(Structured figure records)
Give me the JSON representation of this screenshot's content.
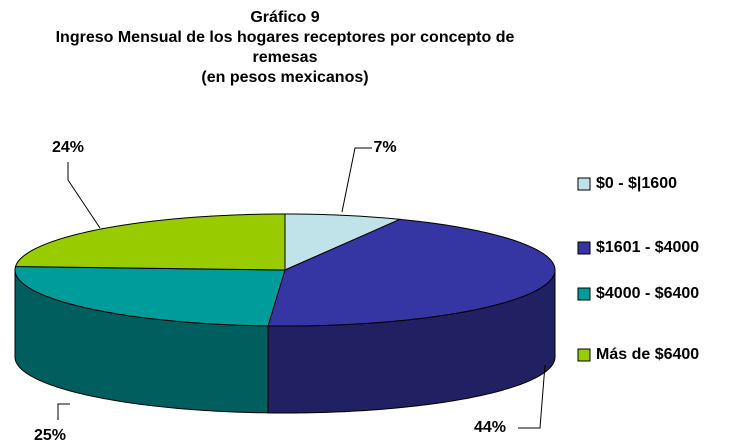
{
  "chart_data": {
    "type": "pie",
    "title": "Gráfico 9",
    "subtitle": "Ingreso Mensual de los hogares receptores por concepto de remesas",
    "note": "(en pesos mexicanos)",
    "categories": [
      "$0 - $|1600",
      "$1601 - $4000",
      "$4000 - $6400",
      "Más de $6400"
    ],
    "values": [
      7,
      44,
      25,
      24
    ],
    "value_labels": [
      "7%",
      "44%",
      "25%",
      "24%"
    ],
    "colors": [
      "#bfe3e8",
      "#3535a3",
      "#009c9c",
      "#99cc00"
    ],
    "legend": "right"
  }
}
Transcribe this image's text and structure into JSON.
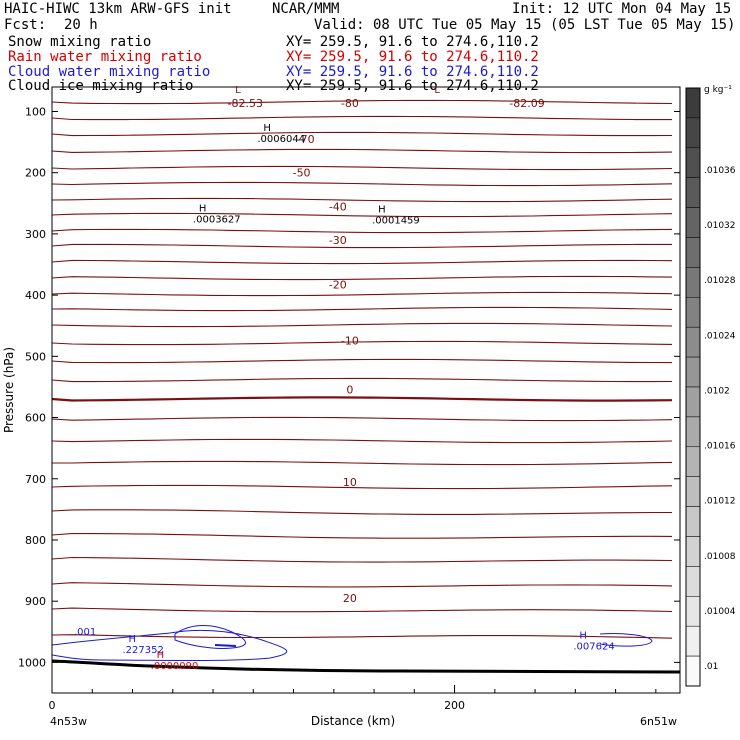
{
  "header": {
    "model": "HAIC-HIWC 13km ARW-GFS init",
    "center": "NCAR/MMM",
    "init": "Init: 12 UTC Mon 04 May 15",
    "fcst_label": "Fcst:",
    "fcst_value": "20 h",
    "valid": "Valid: 08 UTC Tue 05 May 15 (05 LST Tue 05 May 15)"
  },
  "fields": [
    {
      "name": "Snow mixing ratio",
      "xy": "XY= 259.5, 91.6 to 274.6,110.2",
      "color": "#000000"
    },
    {
      "name": "Rain water mixing ratio",
      "xy": "XY= 259.5, 91.6 to 274.6,110.2",
      "color": "#d40000"
    },
    {
      "name": "Cloud water mixing ratio",
      "xy": "XY= 259.5, 91.6 to 274.6,110.2",
      "color": "#1a1ad4"
    },
    {
      "name": "Cloud ice mixing ratio",
      "xy": "XY= 259.5, 91.6 to 274.6,110.2",
      "color": "#000000"
    }
  ],
  "chart_data": {
    "type": "line",
    "xlabel": "Distance (km)",
    "ylabel": "Pressure (hPa)",
    "x_range": [
      0,
      312
    ],
    "y_range": [
      1050,
      60
    ],
    "x_ticks": [
      0,
      200
    ],
    "y_ticks": [
      100,
      200,
      300,
      400,
      500,
      600,
      700,
      800,
      900,
      1000
    ],
    "x_endpoints": {
      "left": "4n53w",
      "right": "6n51w"
    },
    "isotherm_labels": [
      {
        "x": 96,
        "p": 86,
        "text": "-82.53"
      },
      {
        "x": 148,
        "p": 86,
        "text": "-80"
      },
      {
        "x": 236,
        "p": 86,
        "text": "-82.09"
      },
      {
        "x": 126,
        "p": 145,
        "text": "-70"
      },
      {
        "x": 124,
        "p": 200,
        "text": "-50"
      },
      {
        "x": 142,
        "p": 255,
        "text": "-40"
      },
      {
        "x": 142,
        "p": 310,
        "text": "-30"
      },
      {
        "x": 142,
        "p": 383,
        "text": "-20"
      },
      {
        "x": 148,
        "p": 474,
        "text": "-10"
      },
      {
        "x": 148,
        "p": 554,
        "text": "0"
      },
      {
        "x": 148,
        "p": 705,
        "text": "10"
      },
      {
        "x": 148,
        "p": 895,
        "text": "20"
      }
    ],
    "extrema": [
      {
        "kind": "L",
        "x": 91,
        "p": 70,
        "value": "",
        "color": "#7a1010"
      },
      {
        "kind": "L",
        "x": 190,
        "p": 70,
        "value": "",
        "color": "#7a1010"
      },
      {
        "kind": "H",
        "x": 105,
        "p": 132,
        "value": ".0006044",
        "color": "#000000"
      },
      {
        "kind": "H",
        "x": 73,
        "p": 263,
        "value": ".0003627",
        "color": "#000000"
      },
      {
        "kind": "H",
        "x": 162,
        "p": 265,
        "value": ".0001459",
        "color": "#000000"
      },
      {
        "kind": "H",
        "x": 38,
        "p": 967,
        "value": ".227352",
        "color": "#1a1ad4"
      },
      {
        "kind": "H",
        "x": 52,
        "p": 993,
        "value": ".0000090",
        "color": "#d40000"
      },
      {
        "kind": "H",
        "x": 262,
        "p": 961,
        "value": ".007624",
        "color": "#1a1ad4"
      }
    ],
    "cloud_water_contour_label": ".001",
    "colorbar": {
      "units": "g kg⁻¹",
      "labels": [
        ".01",
        ".01004",
        ".01008",
        ".01012",
        ".01016",
        ".0102",
        ".01024",
        ".01028",
        ".01032",
        ".01036"
      ]
    }
  }
}
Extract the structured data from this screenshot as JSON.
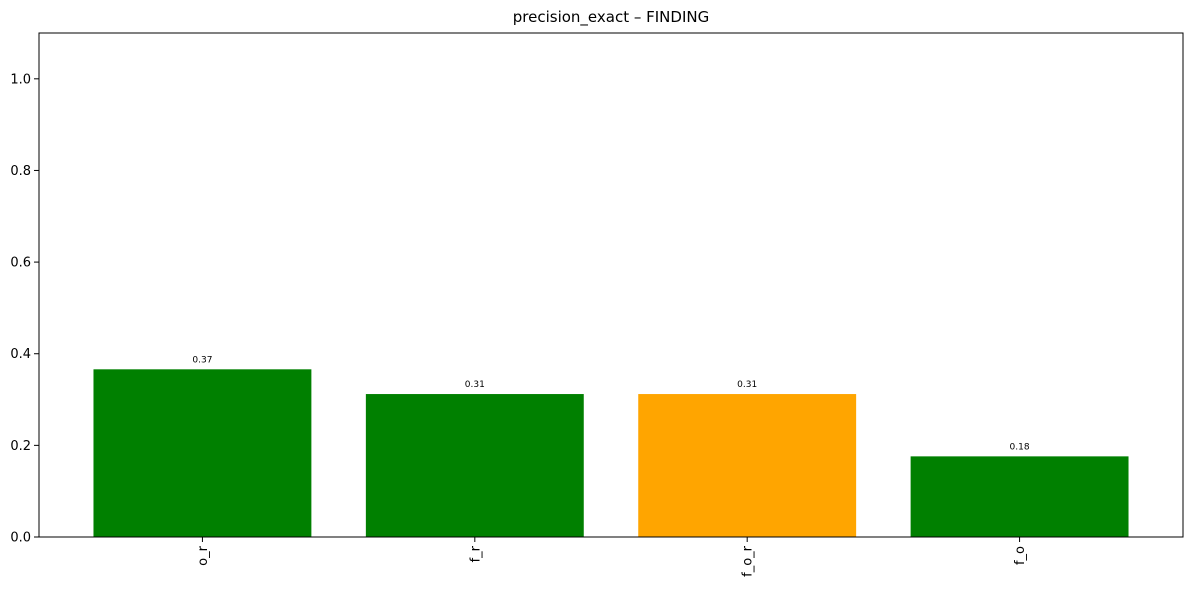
{
  "chart_data": {
    "type": "bar",
    "title": "precision_exact – FINDING",
    "xlabel": "",
    "ylabel": "",
    "categories": [
      "o_r",
      "f_r",
      "f_o_r",
      "f_o"
    ],
    "values": [
      0.366,
      0.312,
      0.312,
      0.176
    ],
    "value_labels": [
      "0.37",
      "0.31",
      "0.31",
      "0.18"
    ],
    "bar_colors": [
      "#008000",
      "#008000",
      "#ffa500",
      "#008000"
    ],
    "ylim": [
      0,
      1.1
    ],
    "yticks": [
      0.0,
      0.2,
      0.4,
      0.6,
      0.8,
      1.0
    ],
    "ytick_labels": [
      "0.0",
      "0.2",
      "0.4",
      "0.6",
      "0.8",
      "1.0"
    ],
    "xtick_rotation": "vertical",
    "grid": false,
    "legend": "none"
  }
}
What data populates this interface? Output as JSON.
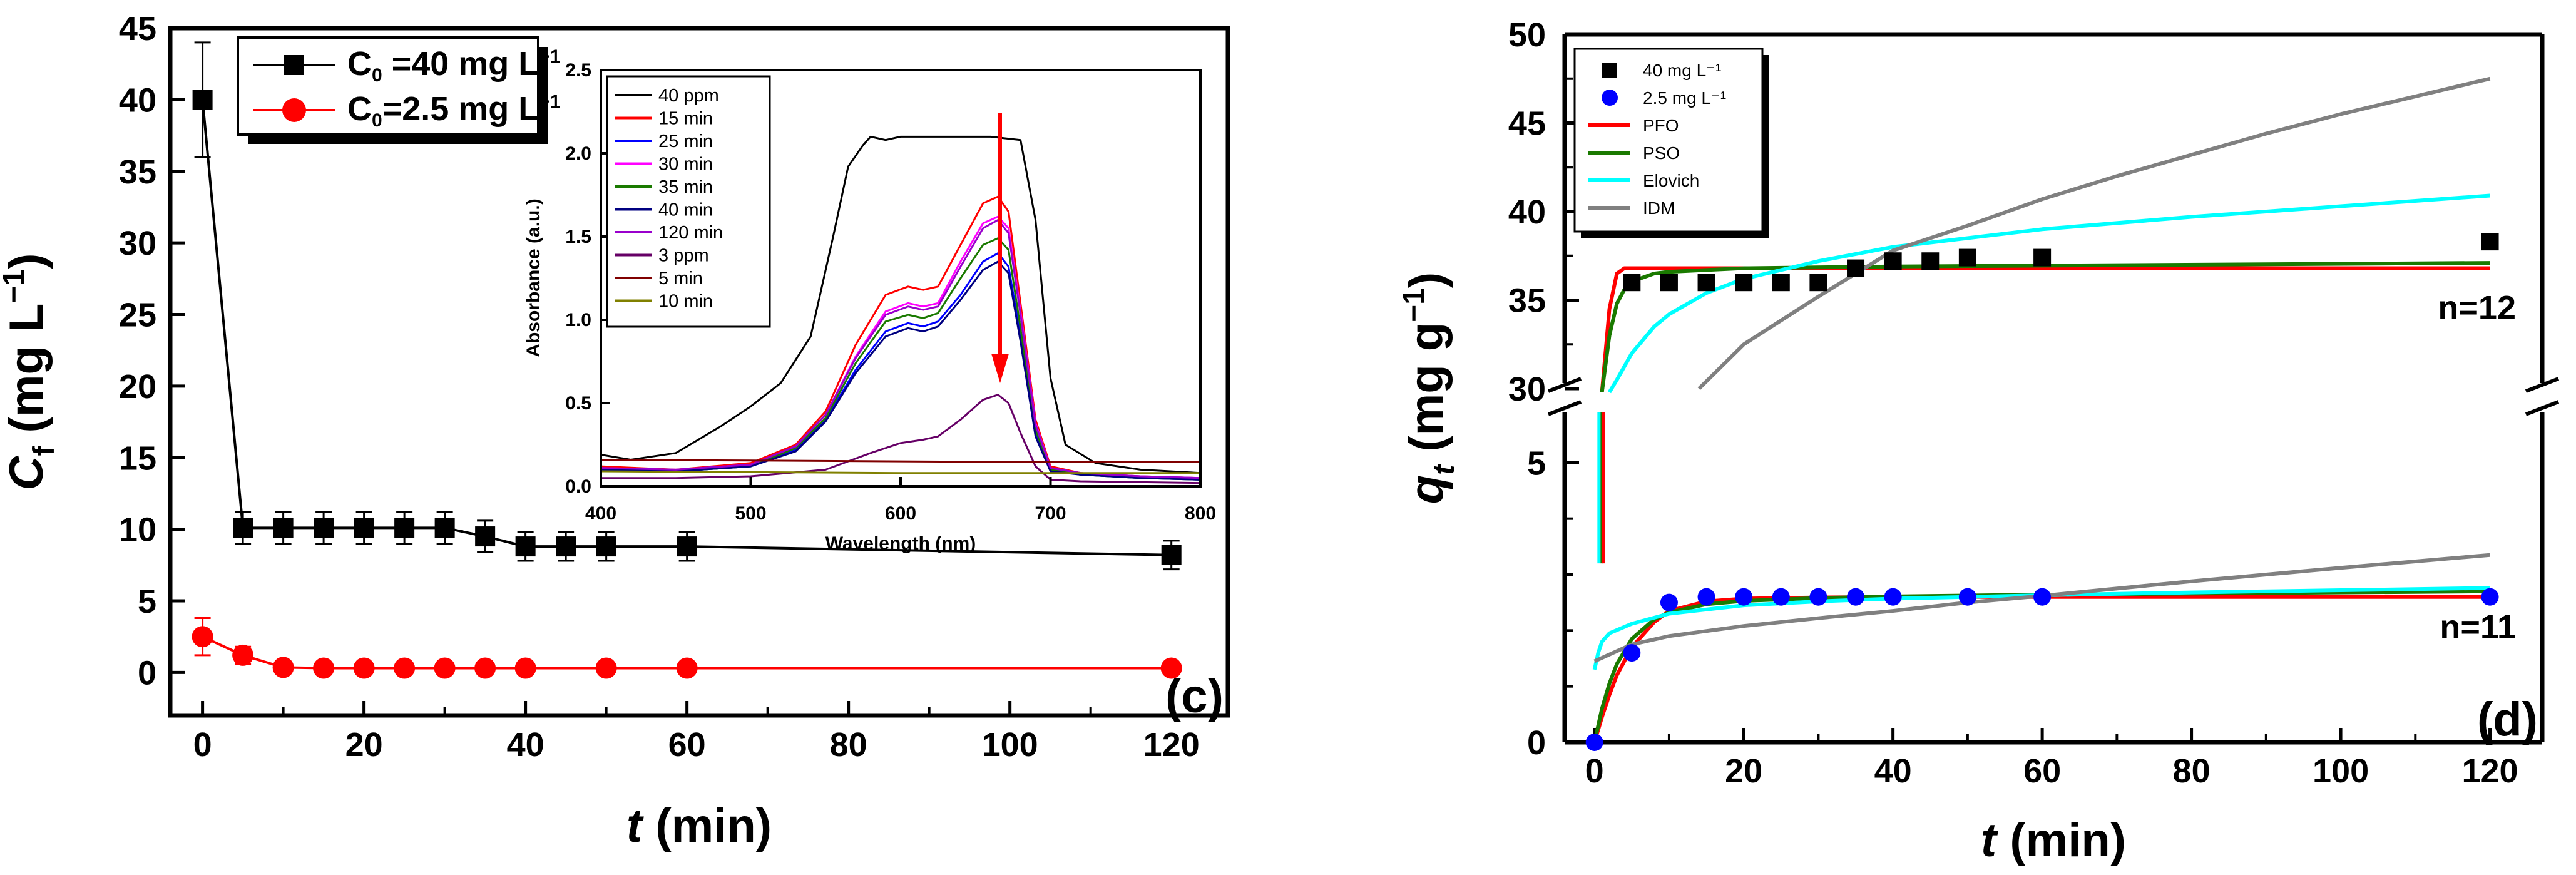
{
  "colors": {
    "black": "#000000",
    "red": "#ff0000",
    "blue": "#0000ff",
    "green": "#1a7a00",
    "cyan": "#00ffff",
    "gray": "#808080"
  },
  "chart_data": [
    {
      "id": "c",
      "type": "line",
      "panel_label": "(c)",
      "xlabel": "t (min)",
      "xlabel_var": "t",
      "xlabel_unit": "(min)",
      "ylabel": "Cf (mg L⁻¹)",
      "xlim": [
        -4,
        127
      ],
      "ylim": [
        -3,
        45
      ],
      "xticks": [
        0,
        20,
        40,
        60,
        80,
        100,
        120
      ],
      "yticks": [
        0,
        5,
        10,
        15,
        20,
        25,
        30,
        35,
        40,
        45
      ],
      "legend": [
        "C₀=40 mg L⁻¹",
        "C₀=2.5 mg L⁻¹"
      ],
      "series": [
        {
          "name": "C₀=40 mg L⁻¹",
          "color": "#000000",
          "marker": "square",
          "x": [
            0,
            5,
            10,
            15,
            20,
            25,
            30,
            35,
            40,
            45,
            50,
            60,
            120
          ],
          "y": [
            40,
            10.1,
            10.1,
            10.1,
            10.1,
            10.1,
            10.1,
            9.5,
            8.8,
            8.8,
            8.8,
            8.8,
            8.2
          ],
          "err": [
            4,
            1.1,
            1.1,
            1.1,
            1.1,
            1.1,
            1.1,
            1.1,
            1.0,
            1.0,
            1.0,
            1.0,
            1.0
          ]
        },
        {
          "name": "C₀=2.5 mg L⁻¹",
          "color": "#ff0000",
          "marker": "circle",
          "x": [
            0,
            5,
            10,
            15,
            20,
            25,
            30,
            35,
            40,
            50,
            60,
            120
          ],
          "y": [
            2.5,
            1.2,
            0.35,
            0.3,
            0.3,
            0.3,
            0.3,
            0.3,
            0.3,
            0.3,
            0.3,
            0.3
          ],
          "err": [
            1.3,
            0.6,
            0.2,
            0.15,
            0.15,
            0.15,
            0.15,
            0.15,
            0.15,
            0.15,
            0.15,
            0.15
          ]
        }
      ]
    },
    {
      "id": "inset",
      "type": "line",
      "xlabel": "Wavelength (nm)",
      "ylabel": "Absorbance (a.u.)",
      "xlim": [
        400,
        800
      ],
      "ylim": [
        0,
        2.5
      ],
      "xticks": [
        400,
        500,
        600,
        700,
        800
      ],
      "yticks": [
        0.0,
        0.5,
        1.0,
        1.5,
        2.0,
        2.5
      ],
      "ytick_labels": [
        "0.0",
        "0.5",
        "1.0",
        "1.5",
        "2.0",
        "2.5"
      ],
      "series": [
        {
          "name": "40 ppm",
          "color": "#000000",
          "x": [
            400,
            420,
            450,
            480,
            500,
            520,
            540,
            555,
            565,
            575,
            580,
            590,
            600,
            620,
            640,
            660,
            680,
            690,
            700,
            710,
            730,
            760,
            800
          ],
          "y": [
            0.19,
            0.16,
            0.2,
            0.36,
            0.48,
            0.62,
            0.9,
            1.5,
            1.92,
            2.05,
            2.1,
            2.08,
            2.1,
            2.1,
            2.1,
            2.1,
            2.08,
            1.6,
            0.65,
            0.25,
            0.14,
            0.1,
            0.08
          ]
        },
        {
          "name": "15 min",
          "color": "#ff0000",
          "x": [
            400,
            450,
            500,
            530,
            550,
            570,
            590,
            605,
            615,
            625,
            640,
            655,
            665,
            672,
            680,
            690,
            700,
            720,
            760,
            800
          ],
          "y": [
            0.12,
            0.1,
            0.14,
            0.25,
            0.45,
            0.85,
            1.15,
            1.2,
            1.18,
            1.2,
            1.45,
            1.7,
            1.74,
            1.65,
            1.1,
            0.4,
            0.12,
            0.08,
            0.06,
            0.05
          ]
        },
        {
          "name": "25 min",
          "color": "#0000ff",
          "x": [
            400,
            450,
            500,
            530,
            550,
            570,
            590,
            605,
            615,
            625,
            640,
            655,
            665,
            672,
            680,
            690,
            700,
            720,
            760,
            800
          ],
          "y": [
            0.1,
            0.09,
            0.12,
            0.22,
            0.4,
            0.7,
            0.93,
            0.98,
            0.96,
            0.99,
            1.15,
            1.35,
            1.4,
            1.32,
            0.9,
            0.32,
            0.1,
            0.07,
            0.05,
            0.04
          ]
        },
        {
          "name": "30 min",
          "color": "#ff00ff",
          "x": [
            400,
            450,
            500,
            530,
            550,
            570,
            590,
            605,
            615,
            625,
            640,
            655,
            665,
            672,
            680,
            690,
            700,
            720,
            760,
            800
          ],
          "y": [
            0.11,
            0.1,
            0.13,
            0.24,
            0.43,
            0.78,
            1.05,
            1.1,
            1.08,
            1.1,
            1.35,
            1.58,
            1.62,
            1.55,
            1.05,
            0.38,
            0.11,
            0.08,
            0.06,
            0.05
          ]
        },
        {
          "name": "35 min",
          "color": "#1a7a00",
          "x": [
            400,
            450,
            500,
            530,
            550,
            570,
            590,
            605,
            615,
            625,
            640,
            655,
            665,
            672,
            680,
            690,
            700,
            720,
            760,
            800
          ],
          "y": [
            0.1,
            0.09,
            0.12,
            0.23,
            0.41,
            0.74,
            0.99,
            1.03,
            1.01,
            1.04,
            1.25,
            1.45,
            1.49,
            1.42,
            0.95,
            0.34,
            0.1,
            0.07,
            0.05,
            0.04
          ]
        },
        {
          "name": "40 min",
          "color": "#000080",
          "x": [
            400,
            450,
            500,
            530,
            550,
            570,
            590,
            605,
            615,
            625,
            640,
            655,
            665,
            672,
            680,
            690,
            700,
            720,
            760,
            800
          ],
          "y": [
            0.1,
            0.09,
            0.12,
            0.21,
            0.39,
            0.68,
            0.9,
            0.95,
            0.93,
            0.96,
            1.12,
            1.3,
            1.35,
            1.28,
            0.87,
            0.3,
            0.09,
            0.07,
            0.05,
            0.04
          ]
        },
        {
          "name": "120 min",
          "color": "#9900cc",
          "x": [
            400,
            450,
            500,
            530,
            550,
            570,
            590,
            605,
            615,
            625,
            640,
            655,
            665,
            672,
            680,
            690,
            700,
            720,
            760,
            800
          ],
          "y": [
            0.11,
            0.1,
            0.13,
            0.24,
            0.43,
            0.77,
            1.03,
            1.08,
            1.06,
            1.08,
            1.32,
            1.55,
            1.6,
            1.52,
            1.03,
            0.37,
            0.11,
            0.08,
            0.06,
            0.05
          ]
        },
        {
          "name": "3 ppm",
          "color": "#660066",
          "x": [
            400,
            450,
            500,
            550,
            580,
            600,
            615,
            625,
            640,
            655,
            665,
            672,
            680,
            690,
            700,
            720,
            800
          ],
          "y": [
            0.05,
            0.05,
            0.06,
            0.1,
            0.2,
            0.26,
            0.28,
            0.3,
            0.4,
            0.52,
            0.55,
            0.5,
            0.32,
            0.12,
            0.04,
            0.03,
            0.02
          ]
        },
        {
          "name": "5 min",
          "color": "#800000",
          "x": [
            400,
            500,
            600,
            700,
            800
          ],
          "y": [
            0.16,
            0.155,
            0.15,
            0.145,
            0.145
          ]
        },
        {
          "name": "10 min",
          "color": "#808000",
          "x": [
            400,
            500,
            600,
            700,
            800
          ],
          "y": [
            0.09,
            0.085,
            0.08,
            0.08,
            0.08
          ]
        }
      ]
    },
    {
      "id": "d",
      "type": "scatter",
      "panel_label": "(d)",
      "xlabel": "t (min)",
      "xlabel_var": "t",
      "xlabel_unit": "(min)",
      "ylabel": "qt (mg g⁻¹)",
      "xlim": [
        -4,
        127
      ],
      "upper": {
        "ylim": [
          30,
          50
        ],
        "yticks": [
          30,
          35,
          40,
          45,
          50
        ],
        "annotation": "n=12"
      },
      "lower": {
        "ylim": [
          0,
          6
        ],
        "yticks": [
          0,
          5
        ],
        "annotation": "n=11"
      },
      "xticks": [
        0,
        20,
        40,
        60,
        80,
        100,
        120
      ],
      "legend": [
        "40 mg L⁻¹",
        "2.5 mg L⁻¹",
        "PFO",
        "PSO",
        "Elovich",
        "IDM"
      ],
      "series": [
        {
          "name": "40 mg L⁻¹",
          "color": "#000000",
          "marker": "square",
          "x": [
            5,
            10,
            15,
            20,
            25,
            30,
            35,
            40,
            45,
            50,
            60,
            120
          ],
          "y": [
            36,
            36,
            36,
            36,
            36,
            36,
            36.8,
            37.2,
            37.2,
            37.4,
            37.4,
            38.3
          ]
        },
        {
          "name": "2.5 mg L⁻¹",
          "color": "#0000ff",
          "marker": "circle",
          "x": [
            0,
            5,
            10,
            15,
            20,
            25,
            30,
            35,
            40,
            50,
            60,
            120
          ],
          "y": [
            0,
            1.6,
            2.5,
            2.6,
            2.6,
            2.6,
            2.6,
            2.6,
            2.6,
            2.6,
            2.6,
            2.6
          ]
        },
        {
          "name": "PFO",
          "color": "#ff0000",
          "x": [
            0,
            1,
            2,
            3,
            4,
            5,
            6,
            8,
            10,
            120
          ],
          "y_upper": [
            null,
            29.5,
            34.5,
            36.5,
            36.8,
            36.8,
            36.8,
            36.8,
            36.8,
            36.8
          ],
          "x_lower": [
            0,
            1,
            2,
            3,
            5,
            8,
            10,
            15,
            20,
            30,
            40,
            60,
            120
          ],
          "y_lower": [
            0,
            0.45,
            0.85,
            1.2,
            1.7,
            2.15,
            2.35,
            2.52,
            2.57,
            2.59,
            2.6,
            2.6,
            2.6
          ]
        },
        {
          "name": "PSO",
          "color": "#1a7a00",
          "x": [
            0,
            1,
            2,
            3,
            4,
            6,
            8,
            10,
            15,
            20,
            40,
            60,
            120
          ],
          "y_upper": [
            null,
            29.5,
            33,
            34.8,
            35.6,
            36.2,
            36.5,
            36.6,
            36.7,
            36.8,
            36.9,
            36.95,
            37.1
          ],
          "x_lower": [
            0,
            1,
            2,
            3,
            5,
            8,
            10,
            15,
            20,
            30,
            40,
            60,
            120
          ],
          "y_lower": [
            0,
            0.6,
            1.05,
            1.4,
            1.85,
            2.2,
            2.32,
            2.47,
            2.53,
            2.58,
            2.61,
            2.64,
            2.7
          ]
        },
        {
          "name": "Elovich",
          "color": "#00ffff",
          "x": [
            2,
            3,
            5,
            8,
            10,
            15,
            20,
            30,
            40,
            60,
            80,
            100,
            120
          ],
          "y_upper": [
            29.5,
            30.5,
            32.0,
            33.5,
            34.2,
            35.4,
            36.2,
            37.2,
            38.0,
            39.0,
            39.7,
            40.3,
            40.9
          ],
          "x_lower": [
            0,
            0.5,
            1,
            2,
            5,
            10,
            20,
            30,
            40,
            60,
            80,
            100,
            120
          ],
          "y_lower": [
            1.3,
            1.6,
            1.8,
            1.95,
            2.12,
            2.3,
            2.45,
            2.52,
            2.57,
            2.63,
            2.68,
            2.72,
            2.76
          ]
        },
        {
          "name": "IDM",
          "color": "#808080",
          "x": [
            14,
            20,
            30,
            40,
            50,
            60,
            70,
            80,
            90,
            100,
            110,
            120
          ],
          "y_upper": [
            30.0,
            32.5,
            35.2,
            37.8,
            39.2,
            40.7,
            42.0,
            43.2,
            44.4,
            45.5,
            46.5,
            47.5
          ],
          "x_lower": [
            0,
            5,
            10,
            20,
            30,
            40,
            50,
            60,
            80,
            100,
            120
          ],
          "y_lower": [
            1.45,
            1.75,
            1.9,
            2.08,
            2.22,
            2.35,
            2.5,
            2.62,
            2.88,
            3.12,
            3.35
          ]
        }
      ]
    }
  ]
}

■ WHAT YOU NEED TO DO ■
Select every line in the material above where the string "ratio" occurs, and copy it.

■ CORRECT RESULT ■
      "name": "Snow mixing ratio",
      "name": "Rain water mixing ratio",
      "name": "Cloud water mixing ratio",
      "name": "Cloud ice mixing ratio",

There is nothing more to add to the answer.